## What is being asked
Reproduce every one of the lines below character for character, and leave out the pictures.

## Given information

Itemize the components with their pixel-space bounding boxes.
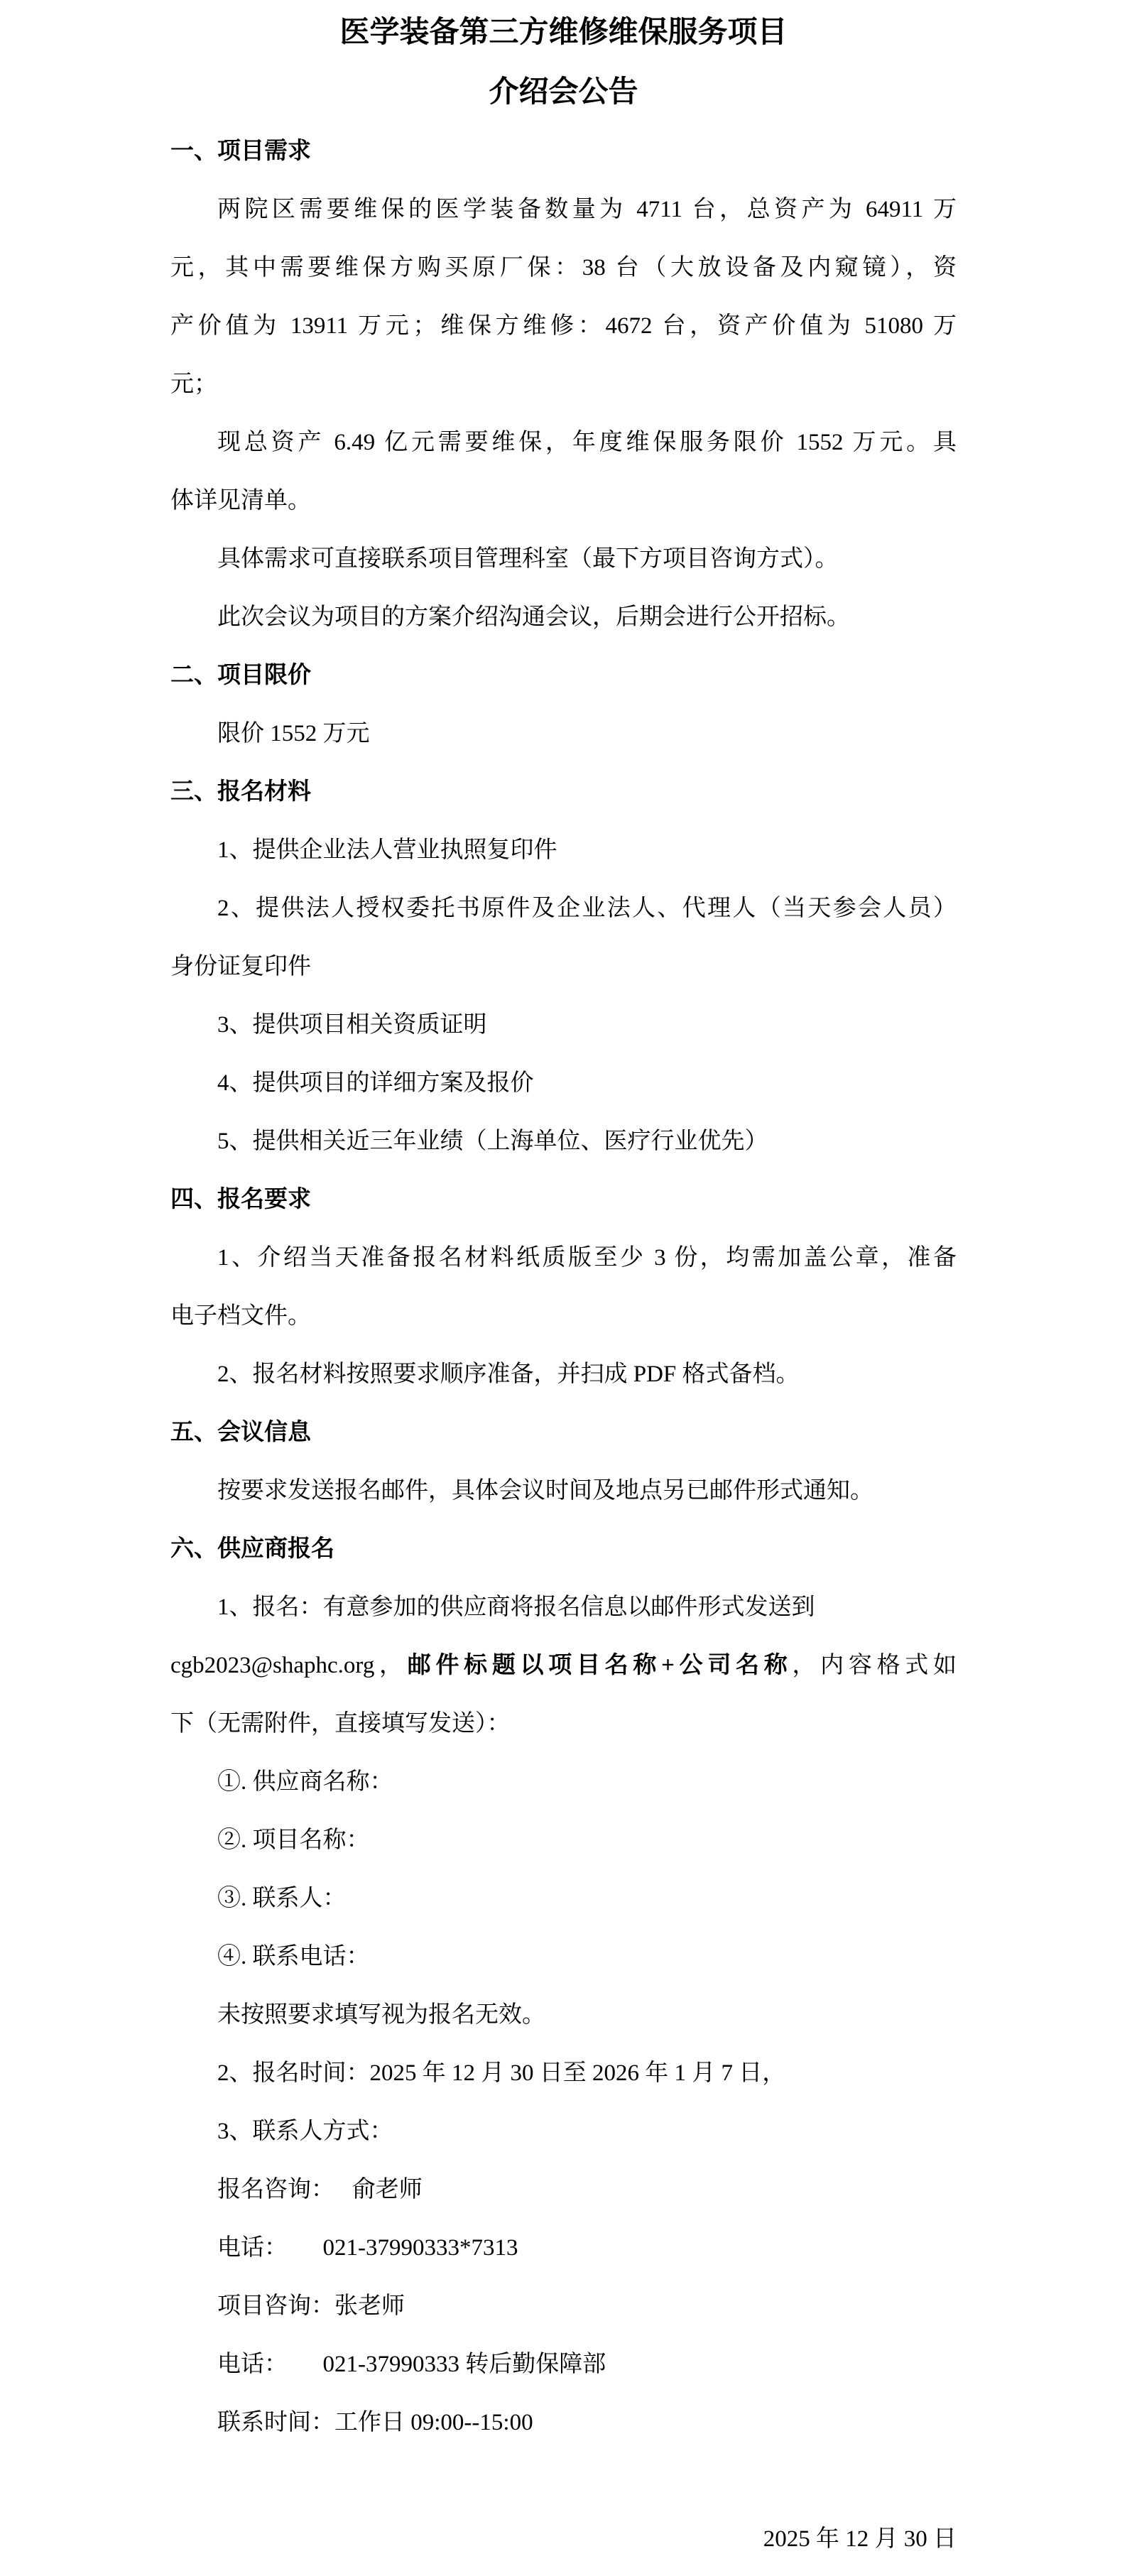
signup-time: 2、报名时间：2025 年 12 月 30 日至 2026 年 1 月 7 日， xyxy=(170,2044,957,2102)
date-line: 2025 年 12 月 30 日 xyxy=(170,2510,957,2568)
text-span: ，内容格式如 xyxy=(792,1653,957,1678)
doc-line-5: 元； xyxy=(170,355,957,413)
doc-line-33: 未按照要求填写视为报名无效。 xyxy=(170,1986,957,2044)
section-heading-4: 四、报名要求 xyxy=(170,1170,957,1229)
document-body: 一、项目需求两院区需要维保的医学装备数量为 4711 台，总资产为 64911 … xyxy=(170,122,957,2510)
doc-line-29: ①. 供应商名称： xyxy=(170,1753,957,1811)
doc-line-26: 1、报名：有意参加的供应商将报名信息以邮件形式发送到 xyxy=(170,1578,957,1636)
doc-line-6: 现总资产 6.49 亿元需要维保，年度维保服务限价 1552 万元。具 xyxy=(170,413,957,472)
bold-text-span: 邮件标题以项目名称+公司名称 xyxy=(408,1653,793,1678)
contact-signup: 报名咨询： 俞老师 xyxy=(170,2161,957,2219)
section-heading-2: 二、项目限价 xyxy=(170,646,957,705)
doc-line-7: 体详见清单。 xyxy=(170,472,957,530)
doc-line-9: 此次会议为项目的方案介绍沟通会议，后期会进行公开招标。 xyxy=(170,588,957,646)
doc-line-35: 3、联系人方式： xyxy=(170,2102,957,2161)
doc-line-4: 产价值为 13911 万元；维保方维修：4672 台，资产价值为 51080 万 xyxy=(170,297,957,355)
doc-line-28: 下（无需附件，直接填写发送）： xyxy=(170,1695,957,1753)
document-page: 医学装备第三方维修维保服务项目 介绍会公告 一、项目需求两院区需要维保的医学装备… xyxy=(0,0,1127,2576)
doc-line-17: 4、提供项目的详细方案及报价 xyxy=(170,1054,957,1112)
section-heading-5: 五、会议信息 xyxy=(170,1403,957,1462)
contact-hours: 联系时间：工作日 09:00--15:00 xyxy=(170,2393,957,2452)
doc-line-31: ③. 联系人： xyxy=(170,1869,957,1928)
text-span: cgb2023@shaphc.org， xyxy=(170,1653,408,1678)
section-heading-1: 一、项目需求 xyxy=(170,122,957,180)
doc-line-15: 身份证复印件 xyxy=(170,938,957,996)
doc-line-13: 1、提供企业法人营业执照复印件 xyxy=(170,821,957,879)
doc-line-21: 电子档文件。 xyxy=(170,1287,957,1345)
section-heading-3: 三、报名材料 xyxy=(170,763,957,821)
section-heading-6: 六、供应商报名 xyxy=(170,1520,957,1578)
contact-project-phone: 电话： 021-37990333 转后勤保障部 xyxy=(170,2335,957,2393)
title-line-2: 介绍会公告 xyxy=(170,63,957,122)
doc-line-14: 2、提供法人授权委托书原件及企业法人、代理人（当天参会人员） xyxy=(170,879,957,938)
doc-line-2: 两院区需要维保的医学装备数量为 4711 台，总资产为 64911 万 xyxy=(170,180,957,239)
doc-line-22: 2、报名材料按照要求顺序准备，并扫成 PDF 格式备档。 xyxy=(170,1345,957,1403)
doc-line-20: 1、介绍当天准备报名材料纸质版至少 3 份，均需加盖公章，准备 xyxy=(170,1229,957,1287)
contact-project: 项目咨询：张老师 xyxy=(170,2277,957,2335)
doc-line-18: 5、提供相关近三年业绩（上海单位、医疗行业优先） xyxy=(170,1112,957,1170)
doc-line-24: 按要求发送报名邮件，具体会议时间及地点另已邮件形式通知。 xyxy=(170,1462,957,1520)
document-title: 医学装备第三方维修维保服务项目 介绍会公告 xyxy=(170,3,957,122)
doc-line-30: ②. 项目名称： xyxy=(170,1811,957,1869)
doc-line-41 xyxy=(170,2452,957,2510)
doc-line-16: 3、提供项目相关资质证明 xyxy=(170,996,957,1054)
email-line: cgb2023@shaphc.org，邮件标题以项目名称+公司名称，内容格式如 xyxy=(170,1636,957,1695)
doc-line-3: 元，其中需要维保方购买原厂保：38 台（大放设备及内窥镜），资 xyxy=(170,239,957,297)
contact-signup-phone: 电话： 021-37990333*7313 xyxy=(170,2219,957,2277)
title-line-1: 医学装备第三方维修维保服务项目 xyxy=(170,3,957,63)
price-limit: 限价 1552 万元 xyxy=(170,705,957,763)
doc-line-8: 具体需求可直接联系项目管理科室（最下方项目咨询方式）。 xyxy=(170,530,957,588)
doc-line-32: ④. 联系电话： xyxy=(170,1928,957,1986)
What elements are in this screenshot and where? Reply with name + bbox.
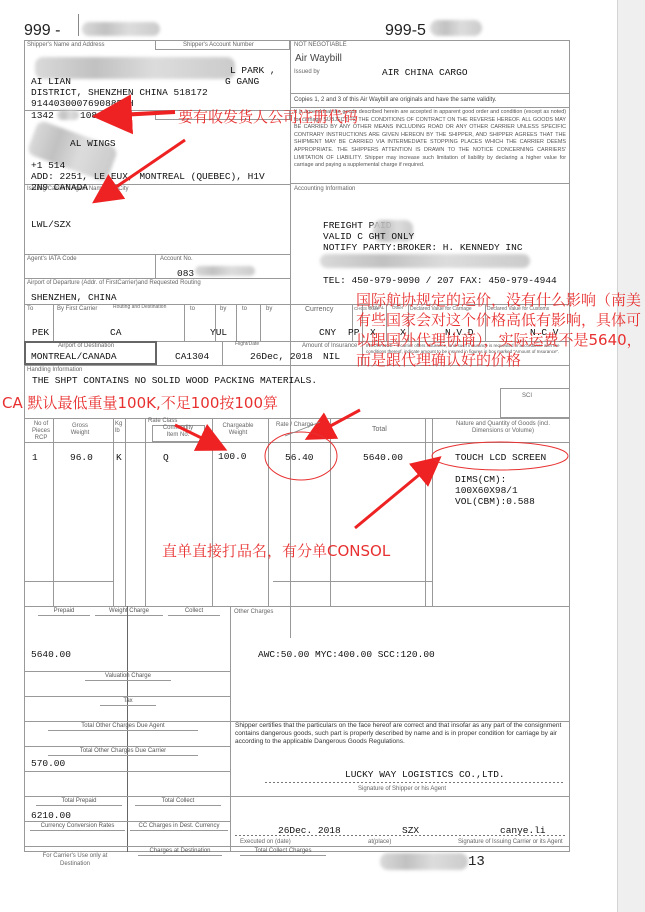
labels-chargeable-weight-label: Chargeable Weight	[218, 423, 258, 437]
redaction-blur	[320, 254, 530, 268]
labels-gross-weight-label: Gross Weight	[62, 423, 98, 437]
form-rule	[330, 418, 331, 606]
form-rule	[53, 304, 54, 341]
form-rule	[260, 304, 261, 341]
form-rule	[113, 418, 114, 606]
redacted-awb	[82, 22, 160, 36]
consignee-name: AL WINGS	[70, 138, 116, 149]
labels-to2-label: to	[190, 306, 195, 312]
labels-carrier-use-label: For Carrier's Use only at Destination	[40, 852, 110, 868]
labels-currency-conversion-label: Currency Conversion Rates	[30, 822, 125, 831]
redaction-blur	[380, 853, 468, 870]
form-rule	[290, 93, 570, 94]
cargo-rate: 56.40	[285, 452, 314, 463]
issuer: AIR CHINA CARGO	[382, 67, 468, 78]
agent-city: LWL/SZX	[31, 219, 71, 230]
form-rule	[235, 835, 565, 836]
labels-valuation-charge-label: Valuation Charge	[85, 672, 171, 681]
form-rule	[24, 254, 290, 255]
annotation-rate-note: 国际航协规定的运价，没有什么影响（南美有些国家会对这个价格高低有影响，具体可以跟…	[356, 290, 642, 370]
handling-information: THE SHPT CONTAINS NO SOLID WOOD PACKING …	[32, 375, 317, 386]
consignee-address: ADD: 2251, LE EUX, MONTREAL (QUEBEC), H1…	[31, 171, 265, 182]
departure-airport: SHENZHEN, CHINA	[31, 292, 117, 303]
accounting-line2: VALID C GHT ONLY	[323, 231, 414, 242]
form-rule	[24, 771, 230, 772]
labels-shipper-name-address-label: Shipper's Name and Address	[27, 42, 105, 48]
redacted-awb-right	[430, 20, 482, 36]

## Final result
Itemize the components with their pixel-space bounding boxes.
signup-time: 2、报名时间：2025 年 12 月 30 日至 2026 年 1 月 7 日， xyxy=(170,2044,957,2102)
date-line: 2025 年 12 月 30 日 xyxy=(170,2510,957,2568)
text-span: ，内容格式如 xyxy=(792,1653,957,1678)
doc-line-5: 元； xyxy=(170,355,957,413)
doc-line-33: 未按照要求填写视为报名无效。 xyxy=(170,1986,957,2044)
section-heading-4: 四、报名要求 xyxy=(170,1170,957,1229)
document-body: 一、项目需求两院区需要维保的医学装备数量为 4711 台，总资产为 64911 … xyxy=(170,122,957,2510)
doc-line-29: ①. 供应商名称： xyxy=(170,1753,957,1811)
doc-line-26: 1、报名：有意参加的供应商将报名信息以邮件形式发送到 xyxy=(170,1578,957,1636)
doc-line-6: 现总资产 6.49 亿元需要维保，年度维保服务限价 1552 万元。具 xyxy=(170,413,957,472)
bold-text-span: 邮件标题以项目名称+公司名称 xyxy=(408,1653,793,1678)
contact-signup: 报名咨询： 俞老师 xyxy=(170,2161,957,2219)
section-heading-2: 二、项目限价 xyxy=(170,646,957,705)
doc-line-7: 体详见清单。 xyxy=(170,472,957,530)
doc-line-9: 此次会议为项目的方案介绍沟通会议，后期会进行公开招标。 xyxy=(170,588,957,646)
doc-line-35: 3、联系人方式： xyxy=(170,2102,957,2161)
doc-line-4: 产价值为 13911 万元；维保方维修：4672 台，资产价值为 51080 万 xyxy=(170,297,957,355)
doc-line-28: 下（无需附件，直接填写发送）： xyxy=(170,1695,957,1753)
document-page: 医学装备第三方维修维保服务项目 介绍会公告 一、项目需求两院区需要维保的医学装备… xyxy=(0,0,1127,2576)
doc-line-17: 4、提供项目的详细方案及报价 xyxy=(170,1054,957,1112)
section-heading-5: 五、会议信息 xyxy=(170,1403,957,1462)
contact-hours: 联系时间：工作日 09:00--15:00 xyxy=(170,2393,957,2452)
doc-line-31: ③. 联系人： xyxy=(170,1869,957,1928)
text-span: cgb2023@shaphc.org， xyxy=(170,1653,408,1678)
section-heading-1: 一、项目需求 xyxy=(170,122,957,180)
doc-line-15: 身份证复印件 xyxy=(170,938,957,996)
doc-line-13: 1、提供企业法人营业执照复印件 xyxy=(170,821,957,879)
doc-line-21: 电子档文件。 xyxy=(170,1287,957,1345)
section-heading-3: 三、报名材料 xyxy=(170,763,957,821)
section-heading-6: 六、供应商报名 xyxy=(170,1520,957,1578)
contact-project-phone: 电话： 021-37990333 转后勤保障部 xyxy=(170,2335,957,2393)
title-line-2: 介绍会公告 xyxy=(170,63,957,122)
doc-line-14: 2、提供法人授权委托书原件及企业法人、代理人（当天参会人员） xyxy=(170,879,957,938)
doc-line-2: 两院区需要维保的医学装备数量为 4711 台，总资产为 64911 万 xyxy=(170,180,957,239)
doc-line-22: 2、报名材料按照要求顺序准备，并扫成 PDF 格式备档。 xyxy=(170,1345,957,1403)
doc-line-20: 1、介绍当天准备报名材料纸质版至少 3 份，均需加盖公章，准备 xyxy=(170,1229,957,1287)
contact-project: 项目咨询：张老师 xyxy=(170,2277,957,2335)
doc-line-18: 5、提供相关近三年业绩（上海单位、医疗行业优先） xyxy=(170,1112,957,1170)
doc-line-24: 按要求发送报名邮件，具体会议时间及地点另已邮件形式通知。 xyxy=(170,1462,957,1520)
document-title: 医学装备第三方维修维保服务项目 介绍会公告 xyxy=(170,3,957,122)
doc-line-30: ②. 项目名称： xyxy=(170,1811,957,1869)
doc-line-41 xyxy=(170,2452,957,2510)
doc-line-16: 3、提供项目相关资质证明 xyxy=(170,996,957,1054)
email-line: cgb2023@shaphc.org，邮件标题以项目名称+公司名称，内容格式如 xyxy=(170,1636,957,1695)
doc-line-3: 元，其中需要维保方购买原厂保：38 台（大放设备及内窥镜），资 xyxy=(170,239,957,297)
contact-signup-phone: 电话： 021-37990333*7313 xyxy=(170,2219,957,2277)
title-line-1: 医学装备第三方维修维保服务项目 xyxy=(170,3,957,63)
price-limit: 限价 1552 万元 xyxy=(170,705,957,763)
doc-line-8: 具体需求可直接联系项目管理科室（最下方项目咨询方式）。 xyxy=(170,530,957,588)
doc-line-32: ④. 联系电话： xyxy=(170,1928,957,1986)
What elements are in this screenshot and where? Reply with name + bbox.
labels-chargeable-weight-label: Chargeable Weight	[218, 423, 258, 437]
redaction-blur	[320, 254, 530, 268]
labels-gross-weight-label: Gross Weight	[62, 423, 98, 437]
form-rule	[330, 418, 331, 606]
form-rule	[53, 304, 54, 341]
form-rule	[260, 304, 261, 341]
form-rule	[113, 418, 114, 606]
redacted-awb	[82, 22, 160, 36]
consignee-name: AL WINGS	[70, 138, 116, 149]
labels-to2-label: to	[190, 306, 195, 312]
labels-carrier-use-label: For Carrier's Use only at Destination	[40, 852, 110, 868]
labels-currency-conversion-label: Currency Conversion Rates	[30, 822, 125, 831]
redaction-blur	[380, 853, 468, 870]
form-rule	[290, 93, 570, 94]
cargo-rate: 56.40	[285, 452, 314, 463]
issuer: AIR CHINA CARGO	[382, 67, 468, 78]
agent-city: LWL/SZX	[31, 219, 71, 230]
form-rule	[235, 835, 565, 836]
labels-valuation-charge-label: Valuation Charge	[85, 672, 171, 681]
form-rule	[24, 254, 290, 255]
annotation-rate-note: 国际航协规定的运价，没有什么影响（南美有些国家会对这个价格高低有影响，具体可以跟…	[356, 290, 642, 370]
handling-information: THE SHPT CONTAINS NO SOLID WOOD PACKING …	[32, 375, 317, 386]
consignee-address: ADD: 2251, LE EUX, MONTREAL (QUEBEC), H1…	[31, 171, 265, 182]
departure-airport: SHENZHEN, CHINA	[31, 292, 117, 303]
accounting-line2: VALID C GHT ONLY	[323, 231, 414, 242]
form-rule	[24, 771, 230, 772]
labels-shipper-name-address-label: Shipper's Name and Address	[27, 42, 105, 48]
redacted-awb-right	[430, 20, 482, 36]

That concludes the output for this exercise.